» Instructions to follow
Can you reproduce the data beneath, keeping every line exact?
***** Record extracts
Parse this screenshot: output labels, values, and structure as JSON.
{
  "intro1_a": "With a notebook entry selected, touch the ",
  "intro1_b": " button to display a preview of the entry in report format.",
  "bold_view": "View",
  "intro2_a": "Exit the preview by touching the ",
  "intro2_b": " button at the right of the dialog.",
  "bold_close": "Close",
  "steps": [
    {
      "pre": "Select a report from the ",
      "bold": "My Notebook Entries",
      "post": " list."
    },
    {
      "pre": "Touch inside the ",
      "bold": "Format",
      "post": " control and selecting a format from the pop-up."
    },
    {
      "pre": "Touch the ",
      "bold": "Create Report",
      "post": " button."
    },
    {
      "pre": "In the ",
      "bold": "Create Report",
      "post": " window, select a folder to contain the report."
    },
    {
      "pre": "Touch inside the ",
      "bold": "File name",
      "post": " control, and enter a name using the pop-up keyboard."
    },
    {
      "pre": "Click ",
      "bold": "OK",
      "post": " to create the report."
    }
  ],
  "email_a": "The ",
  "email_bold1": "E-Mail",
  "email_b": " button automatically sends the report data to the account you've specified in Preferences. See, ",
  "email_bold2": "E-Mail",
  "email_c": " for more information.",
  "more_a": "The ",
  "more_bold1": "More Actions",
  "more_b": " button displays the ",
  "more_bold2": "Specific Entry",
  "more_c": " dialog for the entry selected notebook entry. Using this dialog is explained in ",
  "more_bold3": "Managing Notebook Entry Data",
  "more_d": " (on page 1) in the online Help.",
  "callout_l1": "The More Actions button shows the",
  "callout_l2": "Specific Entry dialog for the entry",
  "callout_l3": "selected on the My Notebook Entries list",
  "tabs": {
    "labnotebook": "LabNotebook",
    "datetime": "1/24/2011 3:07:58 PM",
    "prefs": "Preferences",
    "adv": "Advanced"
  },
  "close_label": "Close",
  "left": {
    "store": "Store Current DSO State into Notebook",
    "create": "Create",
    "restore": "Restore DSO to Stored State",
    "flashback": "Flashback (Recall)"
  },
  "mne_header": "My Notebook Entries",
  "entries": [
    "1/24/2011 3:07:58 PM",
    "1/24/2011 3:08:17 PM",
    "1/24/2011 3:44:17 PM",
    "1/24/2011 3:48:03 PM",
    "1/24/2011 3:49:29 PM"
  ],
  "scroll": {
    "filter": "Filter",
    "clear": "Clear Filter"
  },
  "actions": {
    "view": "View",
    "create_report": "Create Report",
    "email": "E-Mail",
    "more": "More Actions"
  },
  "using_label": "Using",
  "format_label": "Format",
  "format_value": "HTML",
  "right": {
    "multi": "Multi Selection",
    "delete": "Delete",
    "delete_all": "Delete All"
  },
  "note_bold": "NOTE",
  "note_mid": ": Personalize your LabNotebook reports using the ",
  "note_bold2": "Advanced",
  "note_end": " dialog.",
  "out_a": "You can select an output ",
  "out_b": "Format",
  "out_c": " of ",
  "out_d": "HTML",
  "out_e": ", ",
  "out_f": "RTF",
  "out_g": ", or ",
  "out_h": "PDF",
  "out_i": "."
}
**********
» Solution to this task
Parse this screenshot: output labels, values, and structure as JSON.
{
  "intro1_a": "With a notebook entry selected, touch the ",
  "intro1_b": " button to display a preview of the entry in report format.",
  "bold_view": "View",
  "intro2_a": "Exit the preview by touching the ",
  "intro2_b": " button at the right of the dialog.",
  "bold_close": "Close",
  "steps": [
    {
      "pre": "Select a report from the ",
      "bold": "My Notebook Entries",
      "post": " list."
    },
    {
      "pre": "Touch inside the ",
      "bold": "Format",
      "post": " control and selecting a format from the pop-up."
    },
    {
      "pre": "Touch the ",
      "bold": "Create Report",
      "post": " button."
    },
    {
      "pre": "In the ",
      "bold": "Create Report",
      "post": " window, select a folder to contain the report."
    },
    {
      "pre": "Touch inside the ",
      "bold": "File name",
      "post": " control, and enter a name using the pop-up keyboard."
    },
    {
      "pre": "Click ",
      "bold": "OK",
      "post": " to create the report."
    }
  ],
  "email_a": "The ",
  "email_bold1": "E-Mail",
  "email_b": " button automatically sends the report data to the account you've specified in Preferences. See, ",
  "email_bold2": "E-Mail",
  "email_c": " for more information.",
  "more_a": "The ",
  "more_bold1": "More Actions",
  "more_b": " button displays the ",
  "more_bold2": "Specific Entry",
  "more_c": " dialog for the entry selected notebook entry. Using this dialog is explained in ",
  "more_bold3": "Managing Notebook Entry Data",
  "more_d": " (on page 1) in the online Help.",
  "callout_l1": "The More Actions button shows the",
  "callout_l2": "Specific Entry dialog for the entry",
  "callout_l3": "selected on the My Notebook Entries list",
  "tabs": {
    "labnotebook": "LabNotebook",
    "datetime": "1/24/2011 3:07:58 PM",
    "prefs": "Preferences",
    "adv": "Advanced"
  },
  "close_label": "Close",
  "left": {
    "store": "Store Current DSO State into Notebook",
    "create": "Create",
    "restore": "Restore DSO to Stored State",
    "flashback": "Flashback (Recall)"
  },
  "mne_header": "My Notebook Entries",
  "entries": [
    "1/24/2011 3:07:58 PM",
    "1/24/2011 3:08:17 PM",
    "1/24/2011 3:44:17 PM",
    "1/24/2011 3:48:03 PM",
    "1/24/2011 3:49:29 PM"
  ],
  "scroll": {
    "filter": "Filter",
    "clear": "Clear Filter"
  },
  "actions": {
    "view": "View",
    "create_report": "Create Report",
    "email": "E-Mail",
    "more": "More Actions"
  },
  "using_label": "Using",
  "format_label": "Format",
  "format_value": "HTML",
  "right": {
    "multi": "Multi Selection",
    "delete": "Delete",
    "delete_all": "Delete All"
  },
  "note_bold": "NOTE",
  "note_mid": ": Personalize your LabNotebook reports using the ",
  "note_bold2": "Advanced",
  "note_end": " dialog.",
  "out_a": "You can select an output ",
  "out_b": "Format",
  "out_c": " of ",
  "out_d": "HTML",
  "out_e": ", ",
  "out_f": "RTF",
  "out_g": ", or ",
  "out_h": "PDF",
  "out_i": "."
}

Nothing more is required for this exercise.